Direction
Every entry should be repeated exactly. Omit the pictures.
-- START OF Input records --
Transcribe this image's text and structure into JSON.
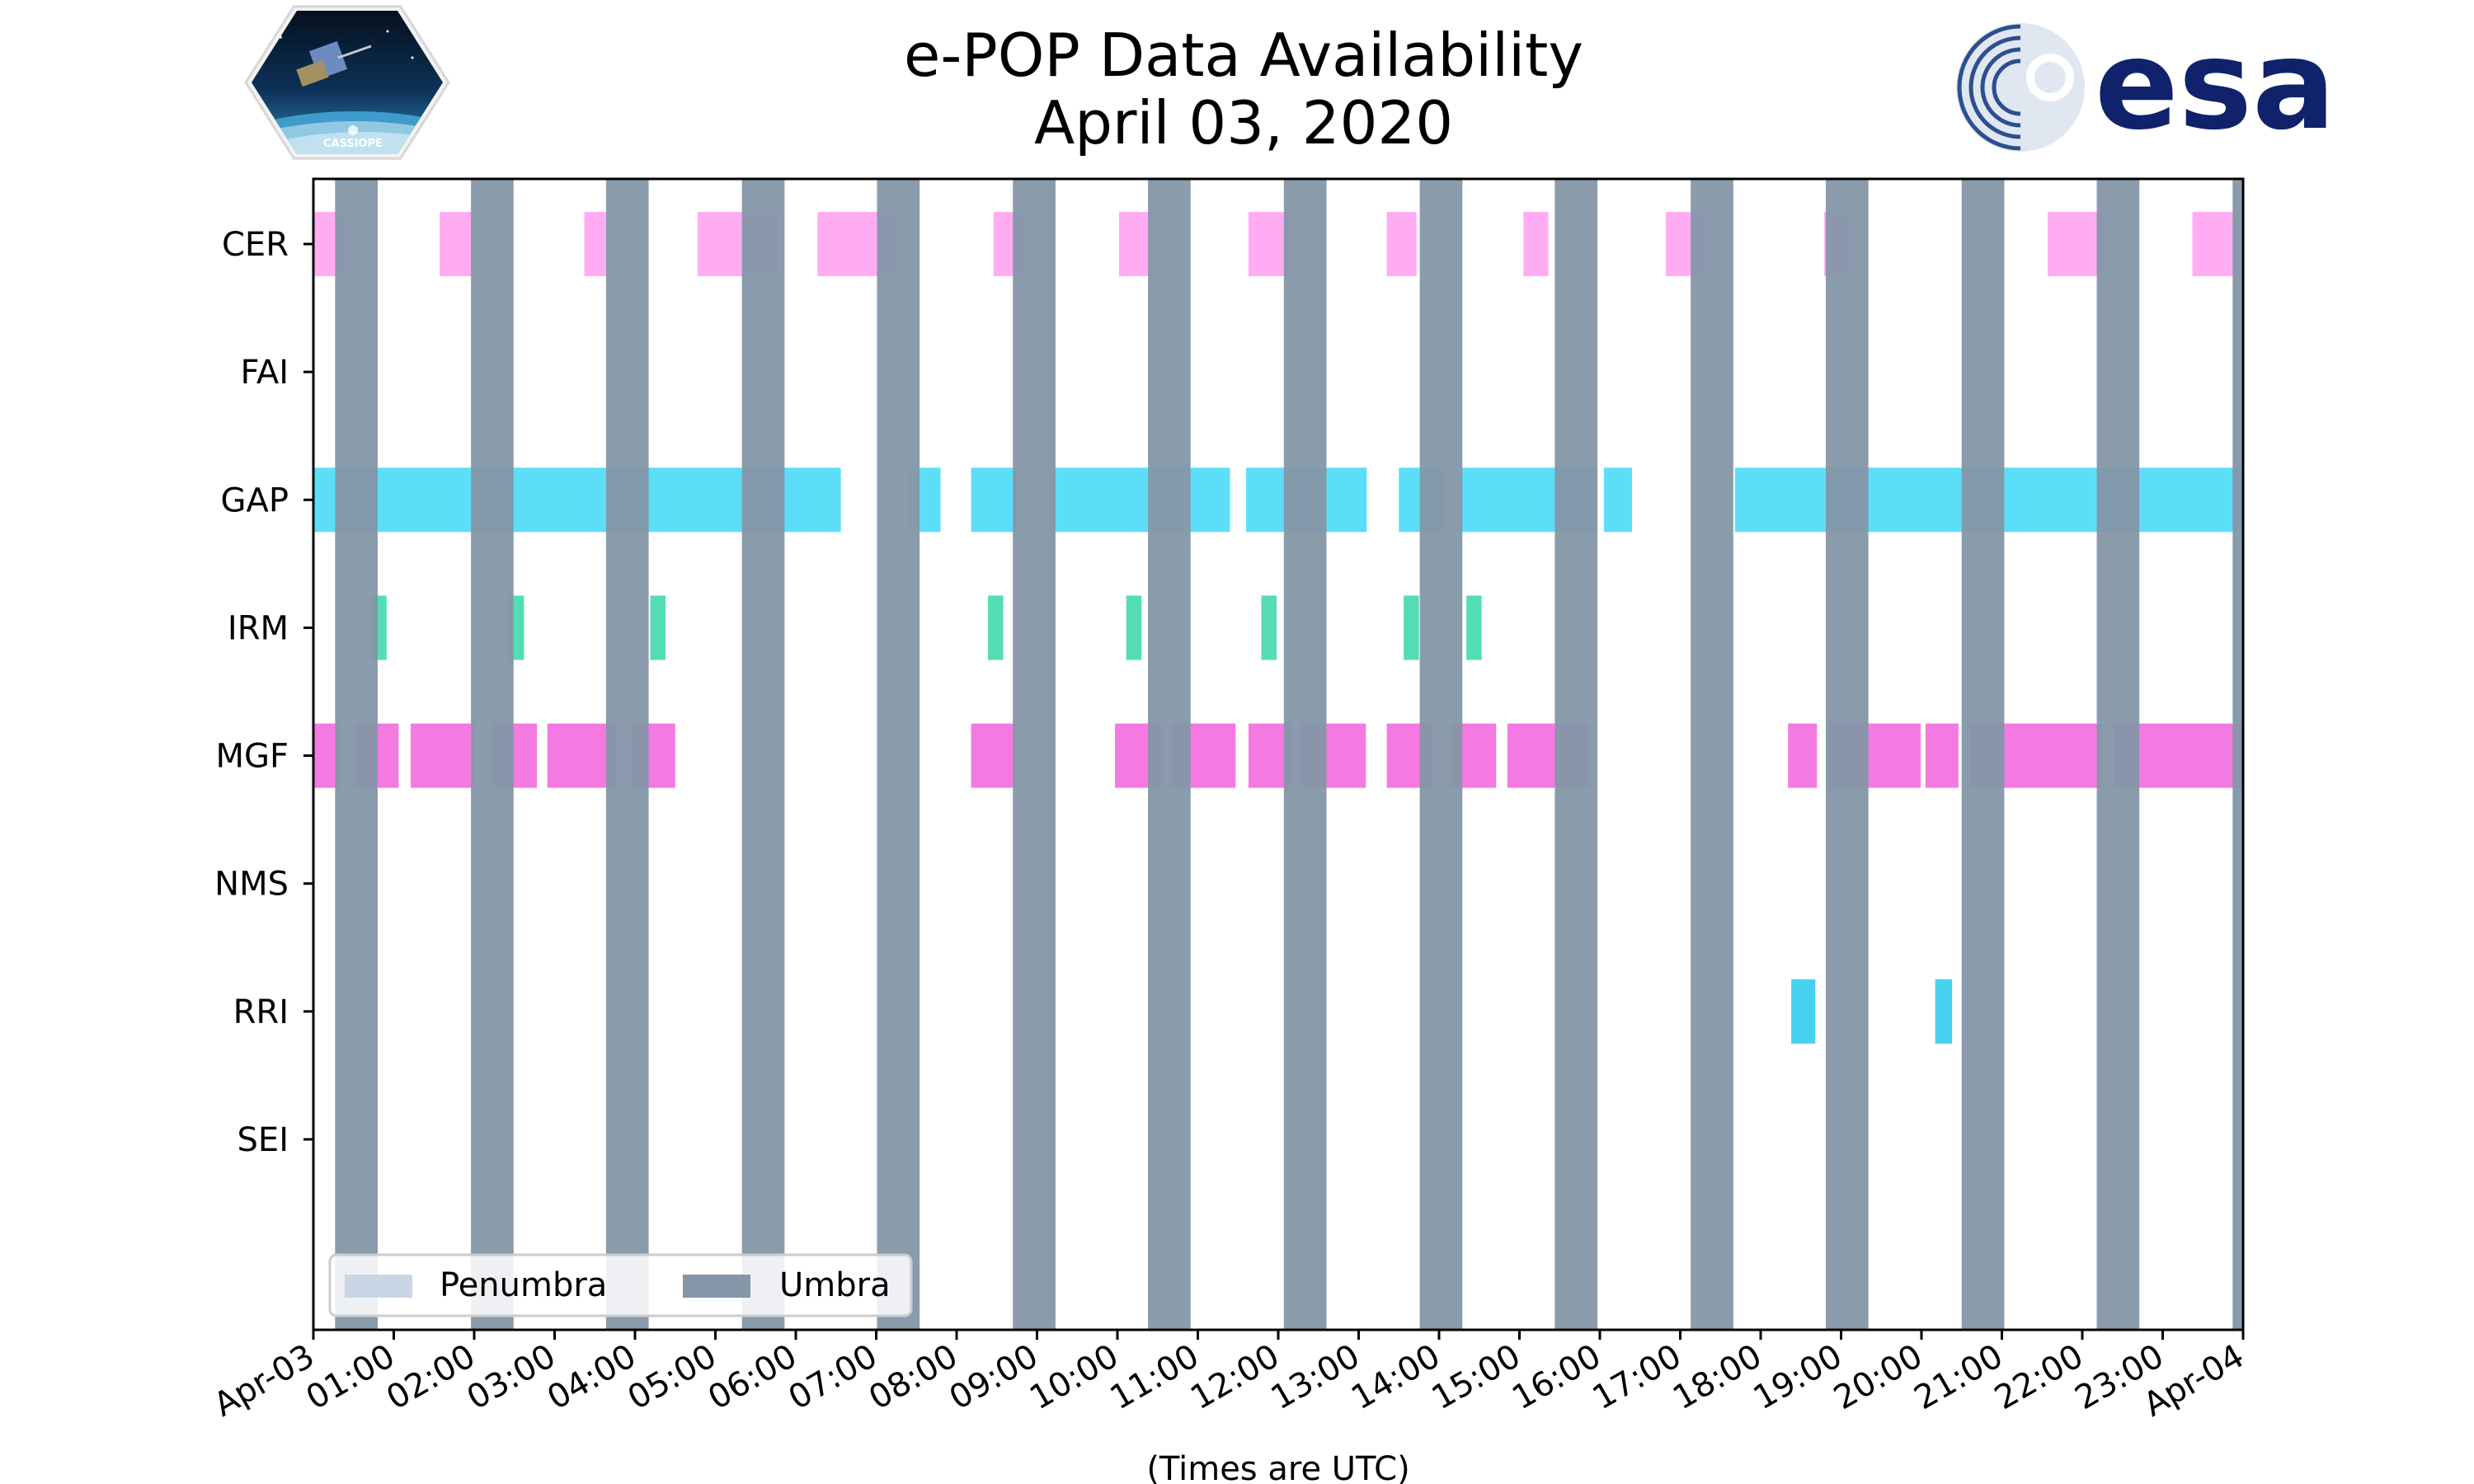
{
  "chart_data": {
    "type": "timeline",
    "title_line1": "e-POP Data Availability",
    "title_line2": "April 03, 2020",
    "xlabel": "(Times are UTC)",
    "xlim_hours": [
      0,
      24
    ],
    "x_tick_labels": [
      "Apr-03",
      "01:00",
      "02:00",
      "03:00",
      "04:00",
      "05:00",
      "06:00",
      "07:00",
      "08:00",
      "09:00",
      "10:00",
      "11:00",
      "12:00",
      "13:00",
      "14:00",
      "15:00",
      "16:00",
      "17:00",
      "18:00",
      "19:00",
      "20:00",
      "21:00",
      "22:00",
      "23:00",
      "Apr-04"
    ],
    "instruments": [
      "CER",
      "FAI",
      "GAP",
      "IRM",
      "MGF",
      "NMS",
      "RRI",
      "SEI"
    ],
    "legend": [
      "Penumbra",
      "Umbra"
    ],
    "colors": {
      "umbra": "#8496a8",
      "penumbra": "#c8d6e6",
      "CER": "#ff9ef0",
      "GAP": "#41d8f7",
      "IRM": "#36d6a8",
      "MGF": "#f263dc",
      "RRI": "#27c9ec"
    },
    "umbra_intervals": [
      [
        0.27,
        0.8
      ],
      [
        1.96,
        2.49
      ],
      [
        3.64,
        4.17
      ],
      [
        5.33,
        5.86
      ],
      [
        7.01,
        7.54
      ],
      [
        8.7,
        9.23
      ],
      [
        10.38,
        10.91
      ],
      [
        12.07,
        12.6
      ],
      [
        13.76,
        14.29
      ],
      [
        15.44,
        15.97
      ],
      [
        17.13,
        17.66
      ],
      [
        18.81,
        19.34
      ],
      [
        20.5,
        21.03
      ],
      [
        22.18,
        22.71
      ],
      [
        23.87,
        24.0
      ]
    ],
    "series": {
      "CER": [
        [
          0.0,
          0.37
        ],
        [
          1.57,
          1.98
        ],
        [
          3.37,
          3.64
        ],
        [
          4.78,
          5.79
        ],
        [
          6.27,
          7.22
        ],
        [
          8.46,
          8.87
        ],
        [
          10.02,
          10.43
        ],
        [
          11.63,
          12.13
        ],
        [
          13.35,
          13.72
        ],
        [
          15.05,
          15.36
        ],
        [
          16.82,
          17.32
        ],
        [
          18.79,
          19.07
        ],
        [
          21.57,
          22.25
        ],
        [
          23.37,
          23.93
        ]
      ],
      "FAI": [],
      "GAP": [
        [
          0.0,
          6.56
        ],
        [
          7.4,
          7.8
        ],
        [
          8.18,
          8.74
        ],
        [
          9.18,
          11.4
        ],
        [
          11.6,
          13.1
        ],
        [
          13.5,
          14.07
        ],
        [
          14.27,
          15.97
        ],
        [
          16.05,
          16.4
        ],
        [
          17.68,
          24.0
        ]
      ],
      "IRM": [
        [
          0.72,
          0.91
        ],
        [
          2.43,
          2.62
        ],
        [
          4.19,
          4.38
        ],
        [
          8.39,
          8.58
        ],
        [
          10.11,
          10.3
        ],
        [
          11.79,
          11.98
        ],
        [
          13.56,
          13.75
        ],
        [
          14.34,
          14.53
        ]
      ],
      "MGF": [
        [
          0.0,
          0.33
        ],
        [
          0.52,
          1.06
        ],
        [
          1.21,
          2.0
        ],
        [
          2.23,
          2.78
        ],
        [
          2.91,
          3.77
        ],
        [
          3.96,
          4.5
        ],
        [
          8.18,
          8.73
        ],
        [
          9.97,
          10.54
        ],
        [
          10.67,
          11.47
        ],
        [
          11.63,
          12.16
        ],
        [
          12.28,
          13.09
        ],
        [
          13.35,
          13.91
        ],
        [
          14.15,
          14.71
        ],
        [
          14.85,
          15.86
        ],
        [
          18.34,
          18.7
        ],
        [
          18.85,
          19.99
        ],
        [
          20.05,
          20.46
        ],
        [
          20.6,
          22.25
        ],
        [
          22.4,
          24.0
        ]
      ],
      "NMS": [],
      "RRI": [
        [
          18.38,
          18.68
        ],
        [
          20.17,
          20.38
        ]
      ],
      "SEI": []
    }
  },
  "logos": {
    "left_caption": "CASSIOPE",
    "right_text": "esa"
  }
}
-- END OF Input records --
Answer for the task
Transcribe this image's text and structure into JSON.
{
  "chart_data": {
    "type": "timeline",
    "title_line1": "e-POP Data Availability",
    "title_line2": "April 03, 2020",
    "xlabel": "(Times are UTC)",
    "xlim_hours": [
      0,
      24
    ],
    "x_tick_labels": [
      "Apr-03",
      "01:00",
      "02:00",
      "03:00",
      "04:00",
      "05:00",
      "06:00",
      "07:00",
      "08:00",
      "09:00",
      "10:00",
      "11:00",
      "12:00",
      "13:00",
      "14:00",
      "15:00",
      "16:00",
      "17:00",
      "18:00",
      "19:00",
      "20:00",
      "21:00",
      "22:00",
      "23:00",
      "Apr-04"
    ],
    "instruments": [
      "CER",
      "FAI",
      "GAP",
      "IRM",
      "MGF",
      "NMS",
      "RRI",
      "SEI"
    ],
    "legend": [
      "Penumbra",
      "Umbra"
    ],
    "colors": {
      "umbra": "#8496a8",
      "penumbra": "#c8d6e6",
      "CER": "#ff9ef0",
      "GAP": "#41d8f7",
      "IRM": "#36d6a8",
      "MGF": "#f263dc",
      "RRI": "#27c9ec"
    },
    "umbra_intervals": [
      [
        0.27,
        0.8
      ],
      [
        1.96,
        2.49
      ],
      [
        3.64,
        4.17
      ],
      [
        5.33,
        5.86
      ],
      [
        7.01,
        7.54
      ],
      [
        8.7,
        9.23
      ],
      [
        10.38,
        10.91
      ],
      [
        12.07,
        12.6
      ],
      [
        13.76,
        14.29
      ],
      [
        15.44,
        15.97
      ],
      [
        17.13,
        17.66
      ],
      [
        18.81,
        19.34
      ],
      [
        20.5,
        21.03
      ],
      [
        22.18,
        22.71
      ],
      [
        23.87,
        24.0
      ]
    ],
    "series": {
      "CER": [
        [
          0.0,
          0.37
        ],
        [
          1.57,
          1.98
        ],
        [
          3.37,
          3.64
        ],
        [
          4.78,
          5.79
        ],
        [
          6.27,
          7.22
        ],
        [
          8.46,
          8.87
        ],
        [
          10.02,
          10.43
        ],
        [
          11.63,
          12.13
        ],
        [
          13.35,
          13.72
        ],
        [
          15.05,
          15.36
        ],
        [
          16.82,
          17.32
        ],
        [
          18.79,
          19.07
        ],
        [
          21.57,
          22.25
        ],
        [
          23.37,
          23.93
        ]
      ],
      "FAI": [],
      "GAP": [
        [
          0.0,
          6.56
        ],
        [
          7.4,
          7.8
        ],
        [
          8.18,
          8.74
        ],
        [
          9.18,
          11.4
        ],
        [
          11.6,
          13.1
        ],
        [
          13.5,
          14.07
        ],
        [
          14.27,
          15.97
        ],
        [
          16.05,
          16.4
        ],
        [
          17.68,
          24.0
        ]
      ],
      "IRM": [
        [
          0.72,
          0.91
        ],
        [
          2.43,
          2.62
        ],
        [
          4.19,
          4.38
        ],
        [
          8.39,
          8.58
        ],
        [
          10.11,
          10.3
        ],
        [
          11.79,
          11.98
        ],
        [
          13.56,
          13.75
        ],
        [
          14.34,
          14.53
        ]
      ],
      "MGF": [
        [
          0.0,
          0.33
        ],
        [
          0.52,
          1.06
        ],
        [
          1.21,
          2.0
        ],
        [
          2.23,
          2.78
        ],
        [
          2.91,
          3.77
        ],
        [
          3.96,
          4.5
        ],
        [
          8.18,
          8.73
        ],
        [
          9.97,
          10.54
        ],
        [
          10.67,
          11.47
        ],
        [
          11.63,
          12.16
        ],
        [
          12.28,
          13.09
        ],
        [
          13.35,
          13.91
        ],
        [
          14.15,
          14.71
        ],
        [
          14.85,
          15.86
        ],
        [
          18.34,
          18.7
        ],
        [
          18.85,
          19.99
        ],
        [
          20.05,
          20.46
        ],
        [
          20.6,
          22.25
        ],
        [
          22.4,
          24.0
        ]
      ],
      "NMS": [],
      "RRI": [
        [
          18.38,
          18.68
        ],
        [
          20.17,
          20.38
        ]
      ],
      "SEI": []
    }
  },
  "logos": {
    "left_caption": "CASSIOPE",
    "right_text": "esa"
  }
}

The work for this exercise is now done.